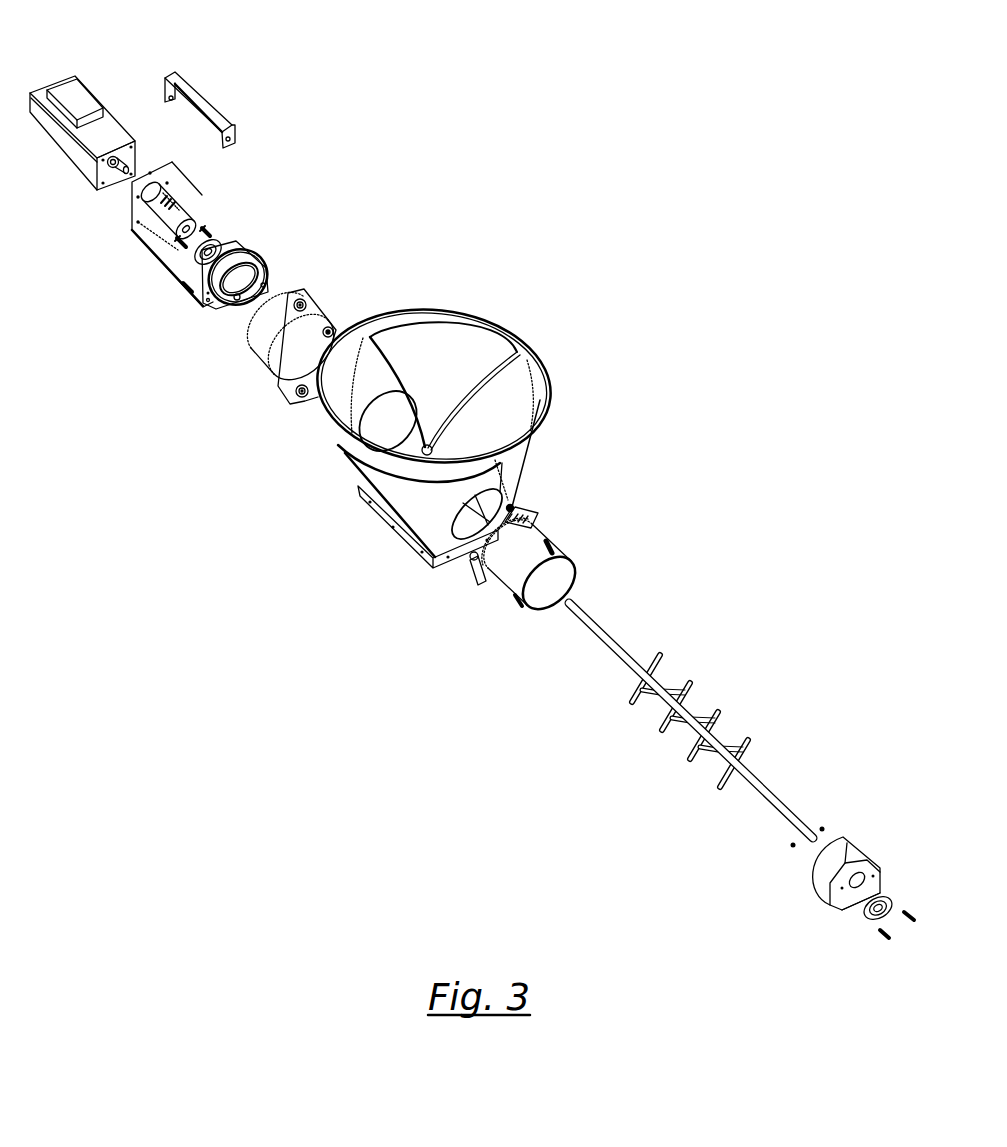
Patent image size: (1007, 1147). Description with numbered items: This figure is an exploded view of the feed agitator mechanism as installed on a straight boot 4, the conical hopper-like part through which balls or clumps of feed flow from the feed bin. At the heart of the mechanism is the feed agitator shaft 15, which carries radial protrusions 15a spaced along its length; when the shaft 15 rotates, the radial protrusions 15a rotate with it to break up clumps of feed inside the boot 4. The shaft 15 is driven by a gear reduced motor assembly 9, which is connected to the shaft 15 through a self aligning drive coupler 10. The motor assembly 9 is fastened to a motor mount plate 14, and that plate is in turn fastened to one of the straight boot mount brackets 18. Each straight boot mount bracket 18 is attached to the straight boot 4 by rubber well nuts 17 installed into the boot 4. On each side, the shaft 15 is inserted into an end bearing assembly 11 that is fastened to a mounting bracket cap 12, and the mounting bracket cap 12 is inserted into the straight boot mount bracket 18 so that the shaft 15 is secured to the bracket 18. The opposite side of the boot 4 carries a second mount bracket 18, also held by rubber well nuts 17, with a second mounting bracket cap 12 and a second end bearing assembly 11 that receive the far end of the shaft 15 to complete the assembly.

The straight boot 4 is at (410, 537).
The gear reduced motor assembly 9 is at (108, 133).
The self aligning drive coupler 10 is at (203, 235).
The end bearing assembly 11 is at (187, 292).
The mounting bracket cap 12 is at (266, 268).
The motor mount plate 14 is at (148, 250).
The feed agitator shaft 15 is at (612, 633).
The radial protrusions 15a is at (720, 720).
The rubber well nuts 17 is at (334, 333).
The straight boot mount bracket 18 is at (290, 370).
======
◆ **Aim of the task**:
Pick out each line in the entries that contains the word "motor".

◆ **Result of the task**:
Patent image size: (1007, 1147). Description with numbered items: This figure is an exploded view of the feed agitator mechanism as installed on a straight boot 4, the conical hopper-like part through which balls or clumps of feed flow from the feed bin. At the heart of the mechanism is the feed agitator shaft 15, which carries radial protrusions 15a spaced along its length; when the shaft 15 rotates, the radial protrusions 15a rotate with it to break up clumps of feed inside the boot 4. The shaft 15 is driven by a gear reduced motor assembly 9, which is connected to the shaft 15 through a self aligning drive coupler 10. The motor assembly 9 is fastened to a motor mount plate 14, and that plate is in turn fastened to one of the straight boot mount brackets 18. Each straight boot mount bracket 18 is attached to the straight boot 4 by rubber well nuts 17 installed into the boot 4. On each side, the shaft 15 is inserted into an end bearing assembly 11 that is fastened to a mounting bracket cap 12, and the mounting bracket cap 12 is inserted into the straight boot mount bracket 18 so that the shaft 15 is secured to the bracket 18. The opposite side of the boot 4 carries a second mount bracket 18, also held by rubber well nuts 17, with a second mounting bracket cap 12 and a second end bearing assembly 11 that receive the far end of the shaft 15 to complete the assembly.
The gear reduced motor assembly 9 is at (108, 133).
The motor mount plate 14 is at (148, 250).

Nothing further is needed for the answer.